**RECORDS SHOWN:**
·····

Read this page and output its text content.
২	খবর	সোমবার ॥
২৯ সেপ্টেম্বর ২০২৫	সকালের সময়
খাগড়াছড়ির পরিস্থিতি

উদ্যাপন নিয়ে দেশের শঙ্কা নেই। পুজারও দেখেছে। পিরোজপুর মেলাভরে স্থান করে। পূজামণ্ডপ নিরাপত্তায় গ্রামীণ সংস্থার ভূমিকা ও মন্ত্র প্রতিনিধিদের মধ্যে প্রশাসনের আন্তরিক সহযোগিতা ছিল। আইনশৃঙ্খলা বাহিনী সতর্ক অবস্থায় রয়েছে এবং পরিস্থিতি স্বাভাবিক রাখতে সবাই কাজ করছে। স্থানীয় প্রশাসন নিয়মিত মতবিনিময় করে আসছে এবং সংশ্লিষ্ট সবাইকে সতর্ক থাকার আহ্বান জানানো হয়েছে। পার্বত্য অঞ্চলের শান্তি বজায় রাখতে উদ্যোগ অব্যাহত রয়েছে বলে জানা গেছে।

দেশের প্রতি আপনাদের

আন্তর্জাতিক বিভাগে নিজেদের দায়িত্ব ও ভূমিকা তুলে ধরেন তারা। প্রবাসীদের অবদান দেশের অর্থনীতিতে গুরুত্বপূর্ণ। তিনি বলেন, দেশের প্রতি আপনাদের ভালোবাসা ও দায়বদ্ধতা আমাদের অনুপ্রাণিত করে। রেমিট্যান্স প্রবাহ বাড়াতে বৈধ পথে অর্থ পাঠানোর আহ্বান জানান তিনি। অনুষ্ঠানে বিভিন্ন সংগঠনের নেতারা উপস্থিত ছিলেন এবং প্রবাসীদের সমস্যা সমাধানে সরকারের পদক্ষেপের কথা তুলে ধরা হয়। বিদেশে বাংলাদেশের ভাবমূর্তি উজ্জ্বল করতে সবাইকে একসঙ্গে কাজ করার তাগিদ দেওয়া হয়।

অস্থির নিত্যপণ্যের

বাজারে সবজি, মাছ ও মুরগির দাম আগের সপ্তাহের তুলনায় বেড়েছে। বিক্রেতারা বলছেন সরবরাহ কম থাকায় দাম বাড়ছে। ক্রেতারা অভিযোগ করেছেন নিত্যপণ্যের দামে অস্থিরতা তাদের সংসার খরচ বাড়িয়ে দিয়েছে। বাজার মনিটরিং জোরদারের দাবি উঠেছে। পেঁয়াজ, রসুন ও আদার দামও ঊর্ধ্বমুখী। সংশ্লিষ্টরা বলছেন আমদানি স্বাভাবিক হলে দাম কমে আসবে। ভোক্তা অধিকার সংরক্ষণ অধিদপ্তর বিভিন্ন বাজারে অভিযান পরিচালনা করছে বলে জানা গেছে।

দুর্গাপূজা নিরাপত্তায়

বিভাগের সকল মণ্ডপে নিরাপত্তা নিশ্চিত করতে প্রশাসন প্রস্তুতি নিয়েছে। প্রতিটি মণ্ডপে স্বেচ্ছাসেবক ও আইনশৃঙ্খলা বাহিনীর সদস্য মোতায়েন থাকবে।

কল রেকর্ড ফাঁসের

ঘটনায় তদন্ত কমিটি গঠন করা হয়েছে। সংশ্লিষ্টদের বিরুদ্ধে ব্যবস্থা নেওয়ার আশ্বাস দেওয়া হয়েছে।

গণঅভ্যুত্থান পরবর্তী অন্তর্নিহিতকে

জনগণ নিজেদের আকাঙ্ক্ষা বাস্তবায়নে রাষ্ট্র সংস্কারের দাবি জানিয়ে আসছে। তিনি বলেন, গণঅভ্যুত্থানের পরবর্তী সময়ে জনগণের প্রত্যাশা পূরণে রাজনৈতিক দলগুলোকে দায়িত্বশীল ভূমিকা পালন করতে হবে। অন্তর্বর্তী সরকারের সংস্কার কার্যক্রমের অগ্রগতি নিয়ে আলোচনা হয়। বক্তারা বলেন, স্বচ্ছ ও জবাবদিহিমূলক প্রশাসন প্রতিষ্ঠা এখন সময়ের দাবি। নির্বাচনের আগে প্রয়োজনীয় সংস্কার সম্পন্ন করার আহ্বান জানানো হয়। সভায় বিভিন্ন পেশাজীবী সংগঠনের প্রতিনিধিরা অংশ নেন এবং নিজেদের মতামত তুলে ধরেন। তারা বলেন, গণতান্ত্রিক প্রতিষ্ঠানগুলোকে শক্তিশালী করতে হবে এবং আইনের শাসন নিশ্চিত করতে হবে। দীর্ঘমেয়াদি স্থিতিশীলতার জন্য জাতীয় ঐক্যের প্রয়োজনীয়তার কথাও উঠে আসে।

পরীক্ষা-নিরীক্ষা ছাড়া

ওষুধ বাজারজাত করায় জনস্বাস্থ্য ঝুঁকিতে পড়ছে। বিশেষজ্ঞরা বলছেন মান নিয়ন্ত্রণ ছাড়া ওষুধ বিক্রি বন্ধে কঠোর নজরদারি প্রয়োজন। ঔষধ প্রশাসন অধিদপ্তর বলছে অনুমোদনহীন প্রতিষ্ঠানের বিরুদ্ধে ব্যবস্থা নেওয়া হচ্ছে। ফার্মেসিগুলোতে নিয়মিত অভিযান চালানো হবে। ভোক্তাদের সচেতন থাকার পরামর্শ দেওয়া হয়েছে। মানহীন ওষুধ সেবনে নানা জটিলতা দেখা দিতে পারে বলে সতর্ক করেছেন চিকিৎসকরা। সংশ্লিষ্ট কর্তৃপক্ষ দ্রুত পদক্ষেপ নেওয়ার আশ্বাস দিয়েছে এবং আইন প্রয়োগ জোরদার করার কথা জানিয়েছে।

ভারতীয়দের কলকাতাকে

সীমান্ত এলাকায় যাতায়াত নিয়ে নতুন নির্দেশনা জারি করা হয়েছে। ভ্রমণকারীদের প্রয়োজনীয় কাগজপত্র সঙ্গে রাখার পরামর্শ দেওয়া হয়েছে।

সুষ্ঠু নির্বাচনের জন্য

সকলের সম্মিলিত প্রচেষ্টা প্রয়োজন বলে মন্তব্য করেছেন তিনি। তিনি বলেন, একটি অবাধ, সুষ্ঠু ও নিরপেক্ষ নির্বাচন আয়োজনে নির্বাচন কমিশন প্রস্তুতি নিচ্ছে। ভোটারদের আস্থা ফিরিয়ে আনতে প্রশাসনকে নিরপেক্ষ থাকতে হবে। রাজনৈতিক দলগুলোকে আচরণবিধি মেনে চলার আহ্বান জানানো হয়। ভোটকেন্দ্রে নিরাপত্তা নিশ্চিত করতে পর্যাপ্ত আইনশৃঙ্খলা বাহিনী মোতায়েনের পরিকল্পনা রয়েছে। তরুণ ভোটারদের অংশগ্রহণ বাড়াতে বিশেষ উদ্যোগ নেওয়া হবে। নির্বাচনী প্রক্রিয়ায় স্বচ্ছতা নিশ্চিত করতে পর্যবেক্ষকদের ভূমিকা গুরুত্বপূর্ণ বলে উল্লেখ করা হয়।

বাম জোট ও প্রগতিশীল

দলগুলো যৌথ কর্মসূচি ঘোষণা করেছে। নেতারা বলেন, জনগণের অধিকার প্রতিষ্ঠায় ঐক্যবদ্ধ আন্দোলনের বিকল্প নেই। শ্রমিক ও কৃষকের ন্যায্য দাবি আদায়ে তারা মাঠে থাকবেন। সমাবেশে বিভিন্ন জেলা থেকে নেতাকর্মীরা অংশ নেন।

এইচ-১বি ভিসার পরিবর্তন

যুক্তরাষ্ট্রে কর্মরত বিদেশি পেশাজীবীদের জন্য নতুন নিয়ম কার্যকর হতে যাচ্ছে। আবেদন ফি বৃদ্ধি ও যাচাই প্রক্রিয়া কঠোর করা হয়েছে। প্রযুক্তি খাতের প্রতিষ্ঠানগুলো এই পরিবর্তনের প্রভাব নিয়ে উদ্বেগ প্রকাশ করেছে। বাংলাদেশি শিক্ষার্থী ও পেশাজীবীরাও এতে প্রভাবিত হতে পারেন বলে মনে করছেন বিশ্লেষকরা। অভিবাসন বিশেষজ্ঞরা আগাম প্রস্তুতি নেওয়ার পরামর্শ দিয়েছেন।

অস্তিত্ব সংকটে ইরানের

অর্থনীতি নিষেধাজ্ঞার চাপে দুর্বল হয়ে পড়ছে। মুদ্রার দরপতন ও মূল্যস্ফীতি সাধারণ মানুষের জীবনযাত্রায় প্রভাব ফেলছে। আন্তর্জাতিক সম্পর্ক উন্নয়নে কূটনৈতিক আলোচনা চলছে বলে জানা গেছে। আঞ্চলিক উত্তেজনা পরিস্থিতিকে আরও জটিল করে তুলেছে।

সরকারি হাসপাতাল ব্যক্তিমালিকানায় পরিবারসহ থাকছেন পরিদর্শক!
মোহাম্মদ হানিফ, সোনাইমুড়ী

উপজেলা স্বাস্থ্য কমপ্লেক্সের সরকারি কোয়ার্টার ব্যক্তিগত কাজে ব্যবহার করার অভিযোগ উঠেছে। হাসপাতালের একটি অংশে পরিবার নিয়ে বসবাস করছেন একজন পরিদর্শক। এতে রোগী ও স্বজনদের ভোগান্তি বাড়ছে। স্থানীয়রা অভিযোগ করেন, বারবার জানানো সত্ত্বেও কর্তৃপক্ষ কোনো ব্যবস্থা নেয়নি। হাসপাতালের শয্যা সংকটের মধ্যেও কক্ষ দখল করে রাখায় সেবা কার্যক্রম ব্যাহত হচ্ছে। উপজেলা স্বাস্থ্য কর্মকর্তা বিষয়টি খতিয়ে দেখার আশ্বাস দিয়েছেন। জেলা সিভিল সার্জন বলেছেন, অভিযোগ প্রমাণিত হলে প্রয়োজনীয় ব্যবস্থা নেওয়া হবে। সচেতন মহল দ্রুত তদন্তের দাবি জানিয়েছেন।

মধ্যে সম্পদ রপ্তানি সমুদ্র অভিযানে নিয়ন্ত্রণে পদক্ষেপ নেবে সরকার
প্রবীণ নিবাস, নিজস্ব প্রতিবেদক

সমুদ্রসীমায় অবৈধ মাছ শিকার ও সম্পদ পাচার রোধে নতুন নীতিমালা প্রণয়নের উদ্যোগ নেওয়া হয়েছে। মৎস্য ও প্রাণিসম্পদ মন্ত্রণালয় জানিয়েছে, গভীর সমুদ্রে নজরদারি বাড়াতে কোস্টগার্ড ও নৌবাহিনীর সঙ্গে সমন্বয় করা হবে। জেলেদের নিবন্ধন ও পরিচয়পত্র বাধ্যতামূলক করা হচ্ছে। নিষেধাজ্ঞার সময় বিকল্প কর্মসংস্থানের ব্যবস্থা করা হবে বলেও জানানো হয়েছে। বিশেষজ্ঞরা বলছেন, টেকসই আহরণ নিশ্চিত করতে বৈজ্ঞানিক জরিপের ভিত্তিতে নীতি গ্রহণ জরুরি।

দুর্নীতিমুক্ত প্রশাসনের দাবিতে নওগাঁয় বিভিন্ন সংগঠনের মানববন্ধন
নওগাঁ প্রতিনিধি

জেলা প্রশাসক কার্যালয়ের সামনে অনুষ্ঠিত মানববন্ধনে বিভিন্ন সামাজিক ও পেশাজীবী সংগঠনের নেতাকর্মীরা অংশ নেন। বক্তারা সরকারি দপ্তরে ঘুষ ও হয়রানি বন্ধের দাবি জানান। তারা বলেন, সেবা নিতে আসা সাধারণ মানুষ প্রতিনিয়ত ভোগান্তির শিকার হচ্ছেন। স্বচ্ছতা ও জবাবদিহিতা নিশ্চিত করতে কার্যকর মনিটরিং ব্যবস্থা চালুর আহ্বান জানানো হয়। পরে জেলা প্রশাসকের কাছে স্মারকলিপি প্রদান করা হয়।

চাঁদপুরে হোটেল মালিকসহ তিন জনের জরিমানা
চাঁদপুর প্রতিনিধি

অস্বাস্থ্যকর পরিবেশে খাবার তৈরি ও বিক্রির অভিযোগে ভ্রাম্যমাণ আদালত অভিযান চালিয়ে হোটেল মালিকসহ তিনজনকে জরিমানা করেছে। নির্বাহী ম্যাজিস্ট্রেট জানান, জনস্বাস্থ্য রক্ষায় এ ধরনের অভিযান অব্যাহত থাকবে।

·····

Pull every line containing "গণঅভ" from the material above.

**EXPECTED ANSWER:**
গণঅভ্যুত্থান পরবর্তী অন্তর্নিহিতকে
জনগণ নিজেদের আকাঙ্ক্ষা বাস্তবায়নে রাষ্ট্র সংস্কারের দাবি জানিয়ে আসছে। তিনি বলেন, গণঅভ্যুত্থানের পরবর্তী সময়ে জনগণের প্রত্যাশা পূরণে রাজনৈতিক দলগুলোকে দায়িত্বশীল ভূমিকা পালন করতে হবে। অন্তর্বর্তী সরকারের সংস্কার কার্যক্রমের অগ্রগতি নিয়ে আলোচনা হয়। বক্তারা বলেন, স্বচ্ছ ও জবাবদিহিমূলক প্রশাসন প্রতিষ্ঠা এখন সময়ের দাবি। নির্বাচনের আগে প্রয়োজনীয় সংস্কার সম্পন্ন করার আহ্বান জানানো হয়। সভায় বিভিন্ন পেশাজীবী সংগঠনের প্রতিনিধিরা অংশ নেন এবং নিজেদের মতামত তুলে ধরেন। তারা বলেন, গণতান্ত্রিক প্রতিষ্ঠানগুলোকে শক্তিশালী করতে হবে এবং আইনের শাসন নিশ্চিত করতে হবে। দীর্ঘমেয়াদি স্থিতিশীলতার জন্য জাতীয় ঐক্যের প্রয়োজনীয়তার কথাও উঠে আসে।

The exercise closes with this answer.